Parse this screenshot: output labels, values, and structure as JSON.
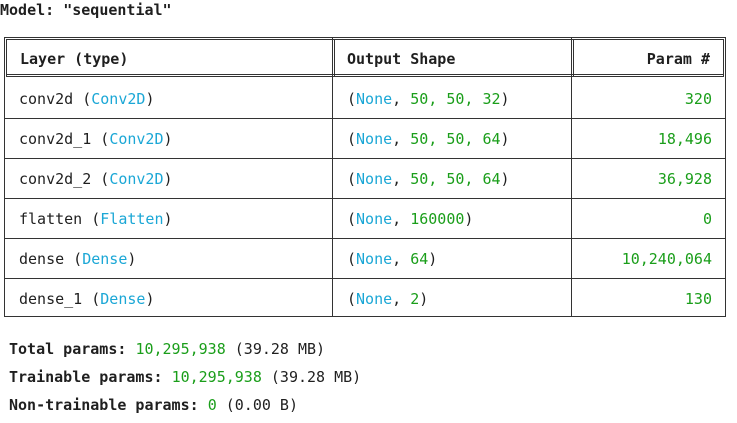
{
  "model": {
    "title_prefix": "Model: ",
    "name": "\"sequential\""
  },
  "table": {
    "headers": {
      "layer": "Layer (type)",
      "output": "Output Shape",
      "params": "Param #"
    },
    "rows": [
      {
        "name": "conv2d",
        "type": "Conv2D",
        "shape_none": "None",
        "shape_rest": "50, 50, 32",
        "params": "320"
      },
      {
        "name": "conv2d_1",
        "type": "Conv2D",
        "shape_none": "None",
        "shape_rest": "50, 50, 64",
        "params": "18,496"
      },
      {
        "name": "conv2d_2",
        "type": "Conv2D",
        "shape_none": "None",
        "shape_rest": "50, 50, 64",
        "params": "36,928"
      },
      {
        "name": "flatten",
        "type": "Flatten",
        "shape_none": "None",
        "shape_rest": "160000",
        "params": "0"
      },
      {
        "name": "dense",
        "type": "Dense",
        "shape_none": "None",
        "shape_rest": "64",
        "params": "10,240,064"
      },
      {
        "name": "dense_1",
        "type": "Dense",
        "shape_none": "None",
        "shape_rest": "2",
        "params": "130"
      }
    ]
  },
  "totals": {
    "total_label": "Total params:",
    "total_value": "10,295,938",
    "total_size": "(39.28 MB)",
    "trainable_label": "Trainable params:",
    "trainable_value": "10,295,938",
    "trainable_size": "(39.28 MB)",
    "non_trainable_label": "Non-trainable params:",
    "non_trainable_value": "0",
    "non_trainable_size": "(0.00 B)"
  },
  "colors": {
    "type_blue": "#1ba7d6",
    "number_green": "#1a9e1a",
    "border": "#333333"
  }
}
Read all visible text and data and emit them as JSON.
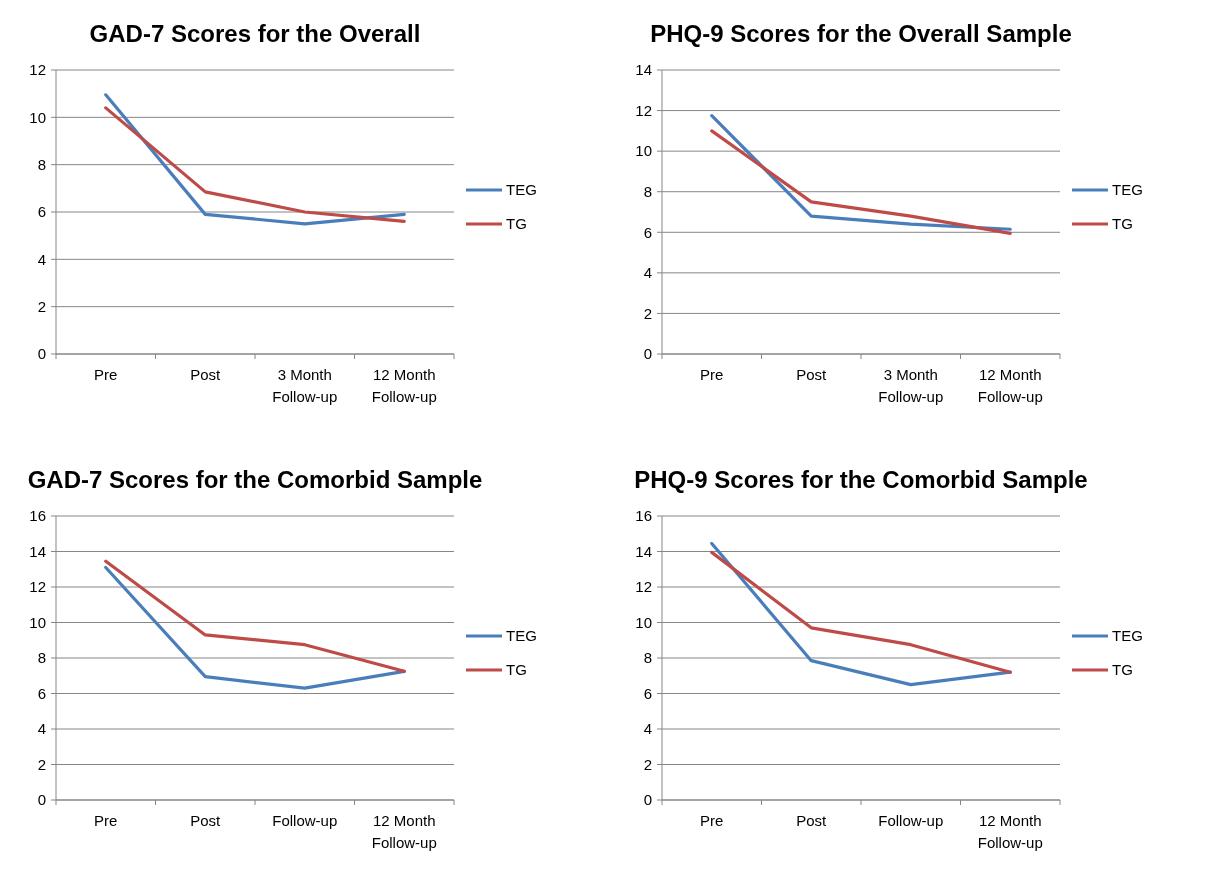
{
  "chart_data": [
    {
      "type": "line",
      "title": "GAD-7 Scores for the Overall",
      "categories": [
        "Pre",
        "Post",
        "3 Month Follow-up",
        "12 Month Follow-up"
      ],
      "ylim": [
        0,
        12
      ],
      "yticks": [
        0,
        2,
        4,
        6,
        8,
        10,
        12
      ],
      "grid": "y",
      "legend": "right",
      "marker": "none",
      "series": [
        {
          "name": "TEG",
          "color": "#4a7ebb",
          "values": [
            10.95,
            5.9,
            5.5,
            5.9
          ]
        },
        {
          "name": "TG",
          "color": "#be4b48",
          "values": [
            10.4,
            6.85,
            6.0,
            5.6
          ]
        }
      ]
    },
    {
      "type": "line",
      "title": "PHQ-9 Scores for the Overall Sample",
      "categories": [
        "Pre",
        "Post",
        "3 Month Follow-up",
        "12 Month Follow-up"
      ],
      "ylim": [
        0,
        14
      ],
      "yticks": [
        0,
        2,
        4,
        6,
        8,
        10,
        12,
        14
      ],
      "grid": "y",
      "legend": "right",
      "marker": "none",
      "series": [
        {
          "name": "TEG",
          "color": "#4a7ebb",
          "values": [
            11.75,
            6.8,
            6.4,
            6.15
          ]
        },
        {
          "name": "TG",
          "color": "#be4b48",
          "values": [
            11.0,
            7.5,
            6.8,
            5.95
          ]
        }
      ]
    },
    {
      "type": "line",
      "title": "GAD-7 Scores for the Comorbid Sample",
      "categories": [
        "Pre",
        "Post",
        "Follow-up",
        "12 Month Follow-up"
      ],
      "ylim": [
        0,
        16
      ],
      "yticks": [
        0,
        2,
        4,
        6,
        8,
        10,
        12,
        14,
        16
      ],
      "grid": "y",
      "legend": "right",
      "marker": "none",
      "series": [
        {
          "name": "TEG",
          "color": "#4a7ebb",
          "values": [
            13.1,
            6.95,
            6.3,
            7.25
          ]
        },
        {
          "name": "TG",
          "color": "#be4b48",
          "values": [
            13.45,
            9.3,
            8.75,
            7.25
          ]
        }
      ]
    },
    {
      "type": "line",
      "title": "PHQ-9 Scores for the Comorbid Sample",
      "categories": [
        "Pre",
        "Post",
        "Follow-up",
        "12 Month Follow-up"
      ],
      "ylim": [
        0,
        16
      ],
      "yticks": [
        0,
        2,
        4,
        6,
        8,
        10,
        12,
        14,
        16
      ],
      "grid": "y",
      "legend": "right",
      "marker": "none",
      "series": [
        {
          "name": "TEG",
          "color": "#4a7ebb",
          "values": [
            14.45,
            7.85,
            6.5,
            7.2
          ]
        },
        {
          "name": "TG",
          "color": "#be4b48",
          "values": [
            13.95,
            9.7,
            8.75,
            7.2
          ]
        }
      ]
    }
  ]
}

++++

• PROBLEM STATEMENT:
Every line that holds the word "Sample" counts once; state the total number of such lines and nothing else.

• ANSWER TO THIS TASK:
3